Exercise |
Restate the whole of the material. Keep every word, and drop the pictures.

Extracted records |

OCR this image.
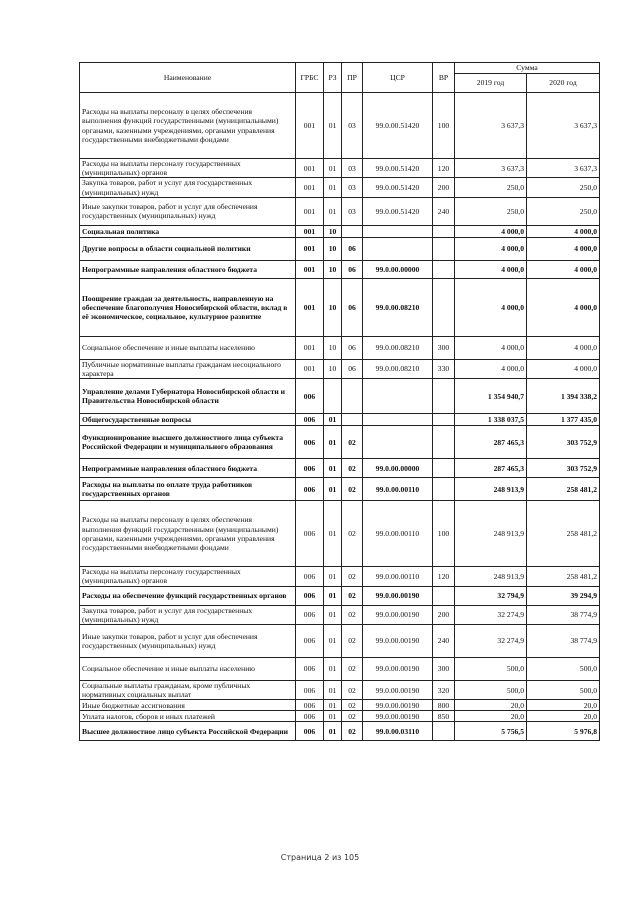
Наименование	ГРБС	РЗ	ПР	ЦСР	ВР	Сумма	
						2019 год	2020 год
Расходы на выплаты персоналу в целях обеспечения выполнения функций государственными (муниципальными) органами, казенными учреждениями, органами управления государственными внебюджетными фондами	001	01	03	99.0.00.51420	100	3 637,3	3 637,3
Расходы на выплаты персоналу государственных (муниципальных) органов	001	01	03	99.0.00.51420	120	3 637,3	3 637,3
Закупка товаров, работ и услуг для государственных (муниципальных) нужд	001	01	03	99.0.00.51420	200	250,0	250,0
Иные закупки товаров, работ и услуг для обеспечения государственных (муниципальных) нужд	001	01	03	99.0.00.51420	240	250,0	250,0
Социальная политика	001	10				4 000,0	4 000,0
Другие вопросы в области социальной политики	001	10	06			4 000,0	4 000,0
Непрограммные направления областного бюджета	001	10	06	99.0.00.00000		4 000,0	4 000,0
Поощрение граждан за деятельность, направленную на обеспечение благополучия Новосибирской области, вклад в её экономическое, социальное, культурное развитие	001	10	06	99.0.00.08210		4 000,0	4 000,0
Социальное обеспечение и иные выплаты населению	001	10	06	99.0.00.08210	300	4 000,0	4 000,0
Публичные нормативные выплаты гражданам несоциального характера	001	10	06	99.0.00.08210	330	4 000,0	4 000,0
Управление делами Губернатора Новосибирской области и Правительства Новосибирской области	006					1 354 940,7	1 394 338,2
Общегосударственные вопросы	006	01				1 338 037,5	1 377 435,0
Функционирование высшего должностного лица субъекта Российской Федерации и муниципального образования	006	01	02			287 465,3	303 752,9
Непрограммные направления областного бюджета	006	01	02	99.0.00.00000		287 465,3	303 752,9
Расходы на выплаты по оплате труда работников государственных органов	006	01	02	99.0.00.00110		248 913,9	258 481,2
Расходы на выплаты персоналу в целях обеспечения выполнения функций государственными (муниципальными) органами, казенными учреждениями, органами управления государственными внебюджетными фондами	006	01	02	99.0.00.00110	100	248 913,9	258 481,2
Расходы на выплаты персоналу государственных (муниципальных) органов	006	01	02	99.0.00.00110	120	248 913,9	258 481,2
Расходы на обеспечение функций государственных органов	006	01	02	99.0.00.00190		32 794,9	39 294,9
Закупка товаров, работ и услуг для государственных (муниципальных) нужд	006	01	02	99.0.00.00190	200	32 274,9	38 774,9
Иные закупки товаров, работ и услуг для обеспечения государственных (муниципальных) нужд	006	01	02	99.0.00.00190	240	32 274,9	38 774,9
Социальное обеспечение и иные выплаты населению	006	01	02	99.0.00.00190	300	500,0	500,0
Социальные выплаты гражданам, кроме публичных нормативных социальных выплат	006	01	02	99.0.00.00190	320	500,0	500,0
Иные бюджетные ассигнования	006	01	02	99.0.00.00190	800	20,0	20,0
Уплата налогов, сборов и иных платежей	006	01	02	99.0.00.00190	850	20,0	20,0
Высшее должностное лицо субъекта Российской Федерации	006	01	02	99.0.00.03110		5 756,5	5 976,8
Страница 2 из 105
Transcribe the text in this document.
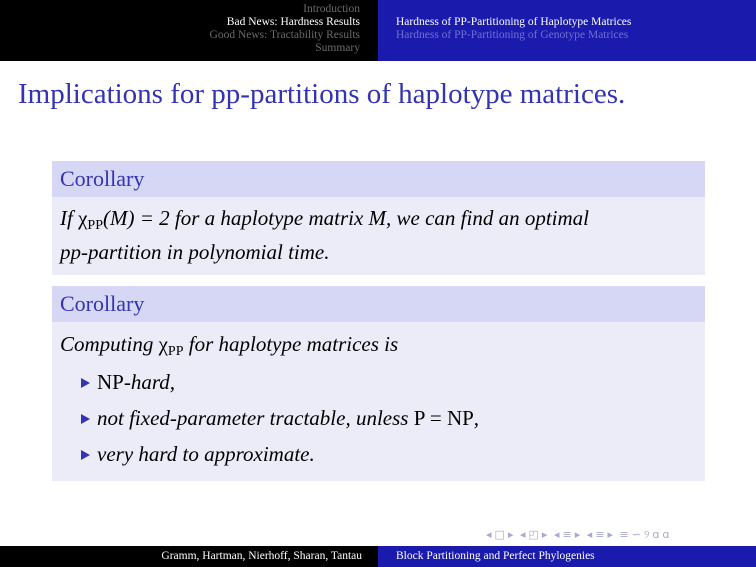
Introduction
Bad News: Hardness Results
Good News: Tractability Results
Summary
Hardness of PP-Partitioning of Haplotype Matrices
Hardness of PP-Partitioning of Genotype Matrices
Implications for pp-partitions of haplotype matrices.
Corollary
If χPP(M) = 2 for a haplotype matrix M, we can find an optimal
pp-partition in polynomial time.
Corollary
Computing χPP for haplotype matrices is
NP-hard,
not fixed-parameter tractable, unless P = NP,
very hard to approximate.
◂ □ ▸ ◂ ◰ ▸ ◂ ≡ ▸ ◂ ≡ ▸ ≡ ∽ ୨ ɑ ɑ
Gramm, Hartman, Nierhoff, Sharan, Tantau	Block Partitioning and Perfect Phylogenies
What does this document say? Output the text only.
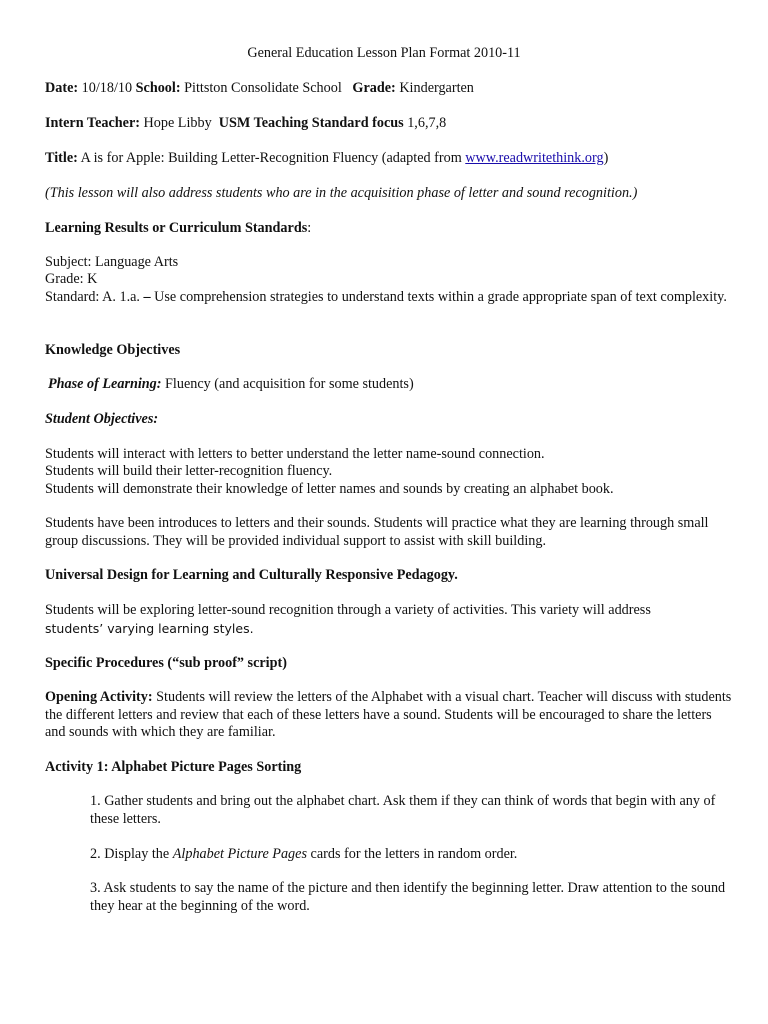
General Education Lesson Plan Format 2010-11
Date: 10/18/10 School: Pittston Consolidate School Grade: Kindergarten
Intern Teacher: Hope Libby USM Teaching Standard focus 1,6,7,8
Title: A is for Apple: Building Letter-Recognition Fluency (adapted from www.readwritethink.org)
(This lesson will also address students who are in the acquisition phase of letter and sound recognition.)
Learning Results or Curriculum Standards:
Subject: Language Arts
Grade: K
Standard: A. 1.a. – Use comprehension strategies to understand texts within a grade appropriate span of text complexity.
Knowledge Objectives
Phase of Learning: Fluency (and acquisition for some students)
Student Objectives:
Students will interact with letters to better understand the letter name-sound connection.
Students will build their letter-recognition fluency.
Students will demonstrate their knowledge of letter names and sounds by creating an alphabet book.
Students have been introduces to letters and their sounds. Students will practice what they are learning through small group discussions. They will be provided individual support to assist with skill building.
Universal Design for Learning and Culturally Responsive Pedagogy.
Students will be exploring letter-sound recognition through a variety of activities. This variety will address
students’ varying learning styles.
Specific Procedures (“sub proof” script)
Opening Activity: Students will review the letters of the Alphabet with a visual chart. Teacher will discuss with students the different letters and review that each of these letters have a sound. Students will be encouraged to share the letters and sounds with which they are familiar.
Activity 1: Alphabet Picture Pages Sorting
1. Gather students and bring out the alphabet chart. Ask them if they can think of words that begin with any of these letters.
2. Display the Alphabet Picture Pages cards for the letters in random order.
3. Ask students to say the name of the picture and then identify the beginning letter. Draw attention to the sound they hear at the beginning of the word.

Answer |
OCR this image.
Наименование	ГРБС	РЗ	ПР	ЦСР	ВР	Сумма	
						2019 год	2020 год
Расходы на выплаты персоналу в целях обеспечения выполнения функций государственными (муниципальными) органами, казенными учреждениями, органами управления государственными внебюджетными фондами	001	01	03	99.0.00.51420	100	3 637,3	3 637,3
Расходы на выплаты персоналу государственных (муниципальных) органов	001	01	03	99.0.00.51420	120	3 637,3	3 637,3
Закупка товаров, работ и услуг для государственных (муниципальных) нужд	001	01	03	99.0.00.51420	200	250,0	250,0
Иные закупки товаров, работ и услуг для обеспечения государственных (муниципальных) нужд	001	01	03	99.0.00.51420	240	250,0	250,0
Социальная политика	001	10				4 000,0	4 000,0
Другие вопросы в области социальной политики	001	10	06			4 000,0	4 000,0
Непрограммные направления областного бюджета	001	10	06	99.0.00.00000		4 000,0	4 000,0
Поощрение граждан за деятельность, направленную на обеспечение благополучия Новосибирской области, вклад в её экономическое, социальное, культурное развитие	001	10	06	99.0.00.08210		4 000,0	4 000,0
Социальное обеспечение и иные выплаты населению	001	10	06	99.0.00.08210	300	4 000,0	4 000,0
Публичные нормативные выплаты гражданам несоциального характера	001	10	06	99.0.00.08210	330	4 000,0	4 000,0
Управление делами Губернатора Новосибирской области и Правительства Новосибирской области	006					1 354 940,7	1 394 338,2
Общегосударственные вопросы	006	01				1 338 037,5	1 377 435,0
Функционирование высшего должностного лица субъекта Российской Федерации и муниципального образования	006	01	02			287 465,3	303 752,9
Непрограммные направления областного бюджета	006	01	02	99.0.00.00000		287 465,3	303 752,9
Расходы на выплаты по оплате труда работников государственных органов	006	01	02	99.0.00.00110		248 913,9	258 481,2
Расходы на выплаты персоналу в целях обеспечения выполнения функций государственными (муниципальными) органами, казенными учреждениями, органами управления государственными внебюджетными фондами	006	01	02	99.0.00.00110	100	248 913,9	258 481,2
Расходы на выплаты персоналу государственных (муниципальных) органов	006	01	02	99.0.00.00110	120	248 913,9	258 481,2
Расходы на обеспечение функций государственных органов	006	01	02	99.0.00.00190		32 794,9	39 294,9
Закупка товаров, работ и услуг для государственных (муниципальных) нужд	006	01	02	99.0.00.00190	200	32 274,9	38 774,9
Иные закупки товаров, работ и услуг для обеспечения государственных (муниципальных) нужд	006	01	02	99.0.00.00190	240	32 274,9	38 774,9
Социальное обеспечение и иные выплаты населению	006	01	02	99.0.00.00190	300	500,0	500,0
Социальные выплаты гражданам, кроме публичных нормативных социальных выплат	006	01	02	99.0.00.00190	320	500,0	500,0
Иные бюджетные ассигнования	006	01	02	99.0.00.00190	800	20,0	20,0
Уплата налогов, сборов и иных платежей	006	01	02	99.0.00.00190	850	20,0	20,0
Высшее должностное лицо субъекта Российской Федерации	006	01	02	99.0.00.03110		5 756,5	5 976,8
Страница 2 из 105
Transcribe the text in this document.
Introduction
Bad News: Hardness Results
Good News: Tractability Results
Summary
Hardness of PP-Partitioning of Haplotype Matrices
Hardness of PP-Partitioning of Genotype Matrices
Implications for pp-partitions of haplotype matrices.
Corollary
If χPP(M) = 2 for a haplotype matrix M, we can find an optimal
pp-partition in polynomial time.
Corollary
Computing χPP for haplotype matrices is
NP-hard,
not fixed-parameter tractable, unless P = NP,
very hard to approximate.
◂ □ ▸ ◂ ◰ ▸ ◂ ≡ ▸ ◂ ≡ ▸ ≡ ∽ ୨ ɑ ɑ
Gramm, Hartman, Nierhoff, Sharan, Tantau	Block Partitioning and Perfect Phylogenies
What does this document say? Output the text only.
General Education Lesson Plan Format 2010-11
Date: 10/18/10 School: Pittston Consolidate School Grade: Kindergarten
Intern Teacher: Hope Libby USM Teaching Standard focus 1,6,7,8
Title: A is for Apple: Building Letter-Recognition Fluency (adapted from www.readwritethink.org)
(This lesson will also address students who are in the acquisition phase of letter and sound recognition.)
Learning Results or Curriculum Standards:
Subject: Language Arts
Grade: K
Standard: A. 1.a. – Use comprehension strategies to understand texts within a grade appropriate span of text complexity.
Knowledge Objectives
Phase of Learning: Fluency (and acquisition for some students)
Student Objectives:
Students will interact with letters to better understand the letter name-sound connection.
Students will build their letter-recognition fluency.
Students will demonstrate their knowledge of letter names and sounds by creating an alphabet book.
Students have been introduces to letters and their sounds. Students will practice what they are learning through small group discussions. They will be provided individual support to assist with skill building.
Universal Design for Learning and Culturally Responsive Pedagogy.
Students will be exploring letter-sound recognition through a variety of activities. This variety will address
students’ varying learning styles.
Specific Procedures (“sub proof” script)
Opening Activity: Students will review the letters of the Alphabet with a visual chart. Teacher will discuss with students the different letters and review that each of these letters have a sound. Students will be encouraged to share the letters and sounds with which they are familiar.
Activity 1: Alphabet Picture Pages Sorting
1. Gather students and bring out the alphabet chart. Ask them if they can think of words that begin with any of these letters.
2. Display the Alphabet Picture Pages cards for the letters in random order.
3. Ask students to say the name of the picture and then identify the beginning letter. Draw attention to the sound they hear at the beginning of the word.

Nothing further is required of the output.